• _The task_: Give a verbatim copy of the lines below, minus the pictures.

[Structured figure records]
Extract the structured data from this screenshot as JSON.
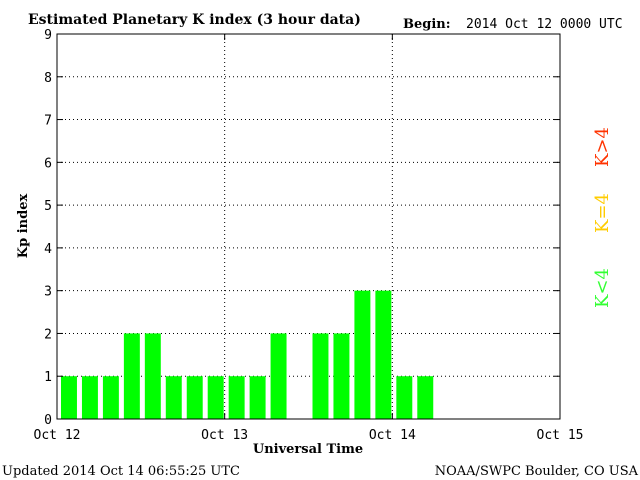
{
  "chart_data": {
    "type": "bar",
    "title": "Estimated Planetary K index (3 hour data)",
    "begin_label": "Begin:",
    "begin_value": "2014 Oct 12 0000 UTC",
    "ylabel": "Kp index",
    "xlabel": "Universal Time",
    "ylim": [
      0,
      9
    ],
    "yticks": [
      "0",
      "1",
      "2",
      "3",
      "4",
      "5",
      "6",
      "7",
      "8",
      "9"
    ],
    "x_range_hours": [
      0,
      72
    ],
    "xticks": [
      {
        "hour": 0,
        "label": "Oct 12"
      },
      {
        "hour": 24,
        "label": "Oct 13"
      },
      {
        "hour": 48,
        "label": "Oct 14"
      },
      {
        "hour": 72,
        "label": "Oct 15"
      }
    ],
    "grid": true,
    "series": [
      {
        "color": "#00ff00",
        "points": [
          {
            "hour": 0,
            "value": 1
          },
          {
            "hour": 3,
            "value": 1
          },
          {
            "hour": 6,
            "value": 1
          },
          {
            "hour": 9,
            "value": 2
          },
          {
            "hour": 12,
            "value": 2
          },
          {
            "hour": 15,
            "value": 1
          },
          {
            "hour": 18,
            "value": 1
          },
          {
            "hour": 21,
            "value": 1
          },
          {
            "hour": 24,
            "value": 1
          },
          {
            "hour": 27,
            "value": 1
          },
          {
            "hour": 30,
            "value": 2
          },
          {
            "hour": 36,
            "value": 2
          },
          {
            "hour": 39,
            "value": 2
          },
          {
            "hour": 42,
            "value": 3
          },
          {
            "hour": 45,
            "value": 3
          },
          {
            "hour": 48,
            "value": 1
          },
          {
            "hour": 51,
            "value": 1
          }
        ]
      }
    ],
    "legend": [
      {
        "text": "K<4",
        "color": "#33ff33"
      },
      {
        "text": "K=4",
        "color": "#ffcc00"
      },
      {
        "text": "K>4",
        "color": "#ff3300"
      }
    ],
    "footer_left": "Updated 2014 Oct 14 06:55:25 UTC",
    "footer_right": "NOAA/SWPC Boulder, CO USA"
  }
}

• _Response below_:
Extract the structured data from this screenshot as JSON.
{
  "chart_data": {
    "type": "bar",
    "title": "Estimated Planetary K index (3 hour data)",
    "begin_label": "Begin:",
    "begin_value": "2014 Oct 12 0000 UTC",
    "ylabel": "Kp index",
    "xlabel": "Universal Time",
    "ylim": [
      0,
      9
    ],
    "yticks": [
      "0",
      "1",
      "2",
      "3",
      "4",
      "5",
      "6",
      "7",
      "8",
      "9"
    ],
    "x_range_hours": [
      0,
      72
    ],
    "xticks": [
      {
        "hour": 0,
        "label": "Oct 12"
      },
      {
        "hour": 24,
        "label": "Oct 13"
      },
      {
        "hour": 48,
        "label": "Oct 14"
      },
      {
        "hour": 72,
        "label": "Oct 15"
      }
    ],
    "grid": true,
    "series": [
      {
        "color": "#00ff00",
        "points": [
          {
            "hour": 0,
            "value": 1
          },
          {
            "hour": 3,
            "value": 1
          },
          {
            "hour": 6,
            "value": 1
          },
          {
            "hour": 9,
            "value": 2
          },
          {
            "hour": 12,
            "value": 2
          },
          {
            "hour": 15,
            "value": 1
          },
          {
            "hour": 18,
            "value": 1
          },
          {
            "hour": 21,
            "value": 1
          },
          {
            "hour": 24,
            "value": 1
          },
          {
            "hour": 27,
            "value": 1
          },
          {
            "hour": 30,
            "value": 2
          },
          {
            "hour": 36,
            "value": 2
          },
          {
            "hour": 39,
            "value": 2
          },
          {
            "hour": 42,
            "value": 3
          },
          {
            "hour": 45,
            "value": 3
          },
          {
            "hour": 48,
            "value": 1
          },
          {
            "hour": 51,
            "value": 1
          }
        ]
      }
    ],
    "legend": [
      {
        "text": "K<4",
        "color": "#33ff33"
      },
      {
        "text": "K=4",
        "color": "#ffcc00"
      },
      {
        "text": "K>4",
        "color": "#ff3300"
      }
    ],
    "footer_left": "Updated 2014 Oct 14 06:55:25 UTC",
    "footer_right": "NOAA/SWPC Boulder, CO USA"
  }
}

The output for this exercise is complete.